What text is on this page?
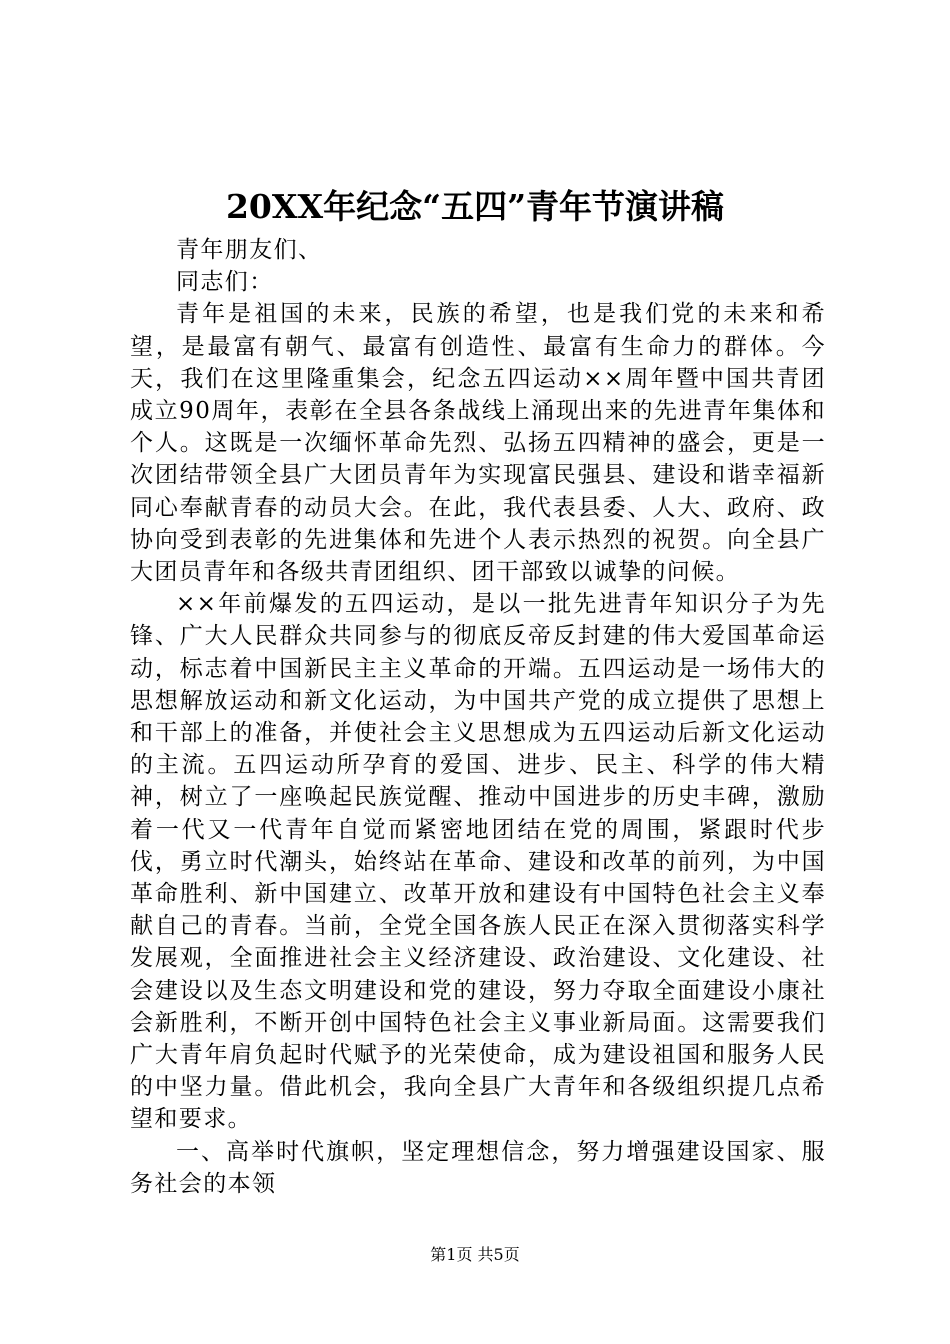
20XX年纪念“五四”青年节演讲稿

青年朋友们、

同志们：

青年是祖国的未来，民族的希望，也是我们党的未来和希望，是最富有朝气、最富有创造性、最富有生命力的群体。今天，我们在这里隆重集会，纪念五四运动××周年暨中国共青团成立90周年，表彰在全县各条战线上涌现出来的先进青年集体和个人。这既是一次缅怀革命先烈、弘扬五四精神的盛会，更是一次团结带领全县广大团员青年为实现富民强县、建设和谐幸福新同心奉献青春的动员大会。在此，我代表县委、人大、政府、政协向受到表彰的先进集体和先进个人表示热烈的祝贺。向全县广大团员青年和各级共青团组织、团干部致以诚挚的问候。

××年前爆发的五四运动，是以一批先进青年知识分子为先锋、广大人民群众共同参与的彻底反帝反封建的伟大爱国革命运动，标志着中国新民主主义革命的开端。五四运动是一场伟大的思想解放运动和新文化运动，为中国共产党的成立提供了思想上和干部上的准备，并使社会主义思想成为五四运动后新文化运动的主流。五四运动所孕育的爱国、进步、民主、科学的伟大精神，树立了一座唤起民族觉醒、推动中国进步的历史丰碑，激励着一代又一代青年自觉而紧密地团结在党的周围，紧跟时代步伐，勇立时代潮头，始终站在革命、建设和改革的前列，为中国革命胜利、新中国建立、改革开放和建设有中国特色社会主义奉献自己的青春。当前，全党全国各族人民正在深入贯彻落实科学发展观，全面推进社会主义经济建设、政治建设、文化建设、社会建设以及生态文明建设和党的建设，努力夺取全面建设小康社会新胜利，不断开创中国特色社会主义事业新局面。这需要我们广大青年肩负起时代赋予的光荣使命，成为建设祖国和服务人民的中坚力量。借此机会，我向全县广大青年和各级组织提几点希望和要求。

一、高举时代旗帜，坚定理想信念，努力增强建设国家、服务社会的本领

第1页 共5页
━━━
## Stated goal
Quote every record above exactly, omitting any pictures they contain.

## Result of the task
What text is on this page?
20XX年纪念“五四”青年节演讲稿

青年朋友们、

同志们：

青年是祖国的未来，民族的希望，也是我们党的未来和希望，是最富有朝气、最富有创造性、最富有生命力的群体。今天，我们在这里隆重集会，纪念五四运动××周年暨中国共青团成立90周年，表彰在全县各条战线上涌现出来的先进青年集体和个人。这既是一次缅怀革命先烈、弘扬五四精神的盛会，更是一次团结带领全县广大团员青年为实现富民强县、建设和谐幸福新同心奉献青春的动员大会。在此，我代表县委、人大、政府、政协向受到表彰的先进集体和先进个人表示热烈的祝贺。向全县广大团员青年和各级共青团组织、团干部致以诚挚的问候。

××年前爆发的五四运动，是以一批先进青年知识分子为先锋、广大人民群众共同参与的彻底反帝反封建的伟大爱国革命运动，标志着中国新民主主义革命的开端。五四运动是一场伟大的思想解放运动和新文化运动，为中国共产党的成立提供了思想上和干部上的准备，并使社会主义思想成为五四运动后新文化运动的主流。五四运动所孕育的爱国、进步、民主、科学的伟大精神，树立了一座唤起民族觉醒、推动中国进步的历史丰碑，激励着一代又一代青年自觉而紧密地团结在党的周围，紧跟时代步伐，勇立时代潮头，始终站在革命、建设和改革的前列，为中国革命胜利、新中国建立、改革开放和建设有中国特色社会主义奉献自己的青春。当前，全党全国各族人民正在深入贯彻落实科学发展观，全面推进社会主义经济建设、政治建设、文化建设、社会建设以及生态文明建设和党的建设，努力夺取全面建设小康社会新胜利，不断开创中国特色社会主义事业新局面。这需要我们广大青年肩负起时代赋予的光荣使命，成为建设祖国和服务人民的中坚力量。借此机会，我向全县广大青年和各级组织提几点希望和要求。

一、高举时代旗帜，坚定理想信念，努力增强建设国家、服务社会的本领

第1页 共5页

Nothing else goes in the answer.